- What is needed: Your task is to transcribe the entries below exactly, beginning with the line containing "Convert this screenshot" and ending with the final line, and to add nothing else.

- Source records:
■ ■ ■ ■ ■ ■ ■

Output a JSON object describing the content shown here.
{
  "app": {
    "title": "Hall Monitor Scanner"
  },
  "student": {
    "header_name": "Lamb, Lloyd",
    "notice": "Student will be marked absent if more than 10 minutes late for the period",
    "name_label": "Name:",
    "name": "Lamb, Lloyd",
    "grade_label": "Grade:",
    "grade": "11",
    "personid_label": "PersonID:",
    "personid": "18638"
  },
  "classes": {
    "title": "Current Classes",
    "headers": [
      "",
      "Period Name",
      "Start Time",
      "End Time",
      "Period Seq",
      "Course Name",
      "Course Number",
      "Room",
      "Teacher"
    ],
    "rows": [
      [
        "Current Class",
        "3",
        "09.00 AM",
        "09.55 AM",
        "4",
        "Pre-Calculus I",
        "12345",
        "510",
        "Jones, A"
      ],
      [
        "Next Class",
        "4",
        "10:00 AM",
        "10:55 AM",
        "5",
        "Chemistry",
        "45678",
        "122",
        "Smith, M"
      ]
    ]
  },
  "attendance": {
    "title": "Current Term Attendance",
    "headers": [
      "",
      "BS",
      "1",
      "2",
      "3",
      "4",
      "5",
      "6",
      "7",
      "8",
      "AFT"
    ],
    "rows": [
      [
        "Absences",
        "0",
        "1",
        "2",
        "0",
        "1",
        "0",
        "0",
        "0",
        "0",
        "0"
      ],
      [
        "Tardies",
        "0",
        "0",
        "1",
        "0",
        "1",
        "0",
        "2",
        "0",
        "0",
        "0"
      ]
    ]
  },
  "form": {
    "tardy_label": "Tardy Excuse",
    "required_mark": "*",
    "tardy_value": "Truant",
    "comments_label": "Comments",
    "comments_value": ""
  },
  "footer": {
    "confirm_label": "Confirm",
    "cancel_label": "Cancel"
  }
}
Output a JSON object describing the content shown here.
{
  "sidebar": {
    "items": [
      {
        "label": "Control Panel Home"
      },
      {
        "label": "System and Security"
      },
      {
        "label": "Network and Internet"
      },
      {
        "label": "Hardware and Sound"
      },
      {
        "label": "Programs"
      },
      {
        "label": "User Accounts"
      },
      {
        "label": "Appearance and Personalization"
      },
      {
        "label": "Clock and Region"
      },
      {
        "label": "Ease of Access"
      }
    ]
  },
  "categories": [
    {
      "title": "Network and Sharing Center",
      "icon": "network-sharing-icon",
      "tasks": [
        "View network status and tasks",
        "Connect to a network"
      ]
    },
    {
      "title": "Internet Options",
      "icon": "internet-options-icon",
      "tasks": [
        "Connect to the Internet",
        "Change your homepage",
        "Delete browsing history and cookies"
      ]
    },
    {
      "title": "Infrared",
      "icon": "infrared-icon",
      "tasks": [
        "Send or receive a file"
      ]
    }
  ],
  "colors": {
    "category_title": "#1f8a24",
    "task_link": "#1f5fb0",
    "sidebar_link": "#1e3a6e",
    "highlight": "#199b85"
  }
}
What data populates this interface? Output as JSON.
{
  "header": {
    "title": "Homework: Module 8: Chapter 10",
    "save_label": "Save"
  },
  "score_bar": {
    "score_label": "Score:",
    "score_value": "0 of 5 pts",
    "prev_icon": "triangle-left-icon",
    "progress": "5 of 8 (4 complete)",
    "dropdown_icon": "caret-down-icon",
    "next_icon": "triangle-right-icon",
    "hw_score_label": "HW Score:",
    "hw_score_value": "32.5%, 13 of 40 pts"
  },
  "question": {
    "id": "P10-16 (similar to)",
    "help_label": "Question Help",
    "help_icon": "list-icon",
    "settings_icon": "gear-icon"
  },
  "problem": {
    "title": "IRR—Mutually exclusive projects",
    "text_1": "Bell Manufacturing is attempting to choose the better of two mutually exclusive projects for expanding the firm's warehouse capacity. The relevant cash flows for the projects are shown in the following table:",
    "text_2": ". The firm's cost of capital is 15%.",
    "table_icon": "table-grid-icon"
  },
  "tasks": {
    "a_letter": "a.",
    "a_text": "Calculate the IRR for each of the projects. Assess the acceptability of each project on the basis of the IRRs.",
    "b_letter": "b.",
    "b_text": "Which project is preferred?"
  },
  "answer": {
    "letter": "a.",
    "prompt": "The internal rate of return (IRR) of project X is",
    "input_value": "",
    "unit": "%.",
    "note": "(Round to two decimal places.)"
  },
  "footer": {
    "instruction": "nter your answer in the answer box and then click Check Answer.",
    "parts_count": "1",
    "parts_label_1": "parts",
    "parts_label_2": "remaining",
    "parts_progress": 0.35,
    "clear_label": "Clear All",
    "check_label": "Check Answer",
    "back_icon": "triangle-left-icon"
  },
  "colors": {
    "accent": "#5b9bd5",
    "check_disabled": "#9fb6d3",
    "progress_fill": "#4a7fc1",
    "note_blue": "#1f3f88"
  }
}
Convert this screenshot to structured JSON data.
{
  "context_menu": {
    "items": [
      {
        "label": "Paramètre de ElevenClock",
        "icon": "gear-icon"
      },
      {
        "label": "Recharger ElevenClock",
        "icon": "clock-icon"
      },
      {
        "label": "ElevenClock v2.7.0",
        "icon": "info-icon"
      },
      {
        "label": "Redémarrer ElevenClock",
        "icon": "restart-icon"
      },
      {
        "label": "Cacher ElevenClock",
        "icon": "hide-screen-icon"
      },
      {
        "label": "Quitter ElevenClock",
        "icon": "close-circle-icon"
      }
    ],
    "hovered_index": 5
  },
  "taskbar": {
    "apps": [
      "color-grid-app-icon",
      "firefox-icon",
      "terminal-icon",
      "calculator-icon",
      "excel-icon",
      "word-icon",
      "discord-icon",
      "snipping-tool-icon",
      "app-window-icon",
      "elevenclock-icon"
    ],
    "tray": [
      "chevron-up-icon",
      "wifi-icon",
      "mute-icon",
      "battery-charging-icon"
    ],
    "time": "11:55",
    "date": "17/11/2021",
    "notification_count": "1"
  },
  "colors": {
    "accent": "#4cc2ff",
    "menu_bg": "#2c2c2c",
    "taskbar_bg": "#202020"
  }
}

■ ■ ■ ■ ■ ■ ■

- Answer in full:
Convert this screenshot to structured JSON data.
{
  "context_menu": {
    "items": [
      {
        "label": "Paramètre de ElevenClock",
        "icon": "gear-icon"
      },
      {
        "label": "Recharger ElevenClock",
        "icon": "clock-icon"
      },
      {
        "label": "ElevenClock v2.7.0",
        "icon": "info-icon"
      },
      {
        "label": "Redémarrer ElevenClock",
        "icon": "restart-icon"
      },
      {
        "label": "Cacher ElevenClock",
        "icon": "hide-screen-icon"
      },
      {
        "label": "Quitter ElevenClock",
        "icon": "close-circle-icon"
      }
    ],
    "hovered_index": 5
  },
  "taskbar": {
    "apps": [
      "color-grid-app-icon",
      "firefox-icon",
      "terminal-icon",
      "calculator-icon",
      "excel-icon",
      "word-icon",
      "discord-icon",
      "snipping-tool-icon",
      "app-window-icon",
      "elevenclock-icon"
    ],
    "tray": [
      "chevron-up-icon",
      "wifi-icon",
      "mute-icon",
      "battery-charging-icon"
    ],
    "time": "11:55",
    "date": "17/11/2021",
    "notification_count": "1"
  },
  "colors": {
    "accent": "#4cc2ff",
    "menu_bg": "#2c2c2c",
    "taskbar_bg": "#202020"
  }
}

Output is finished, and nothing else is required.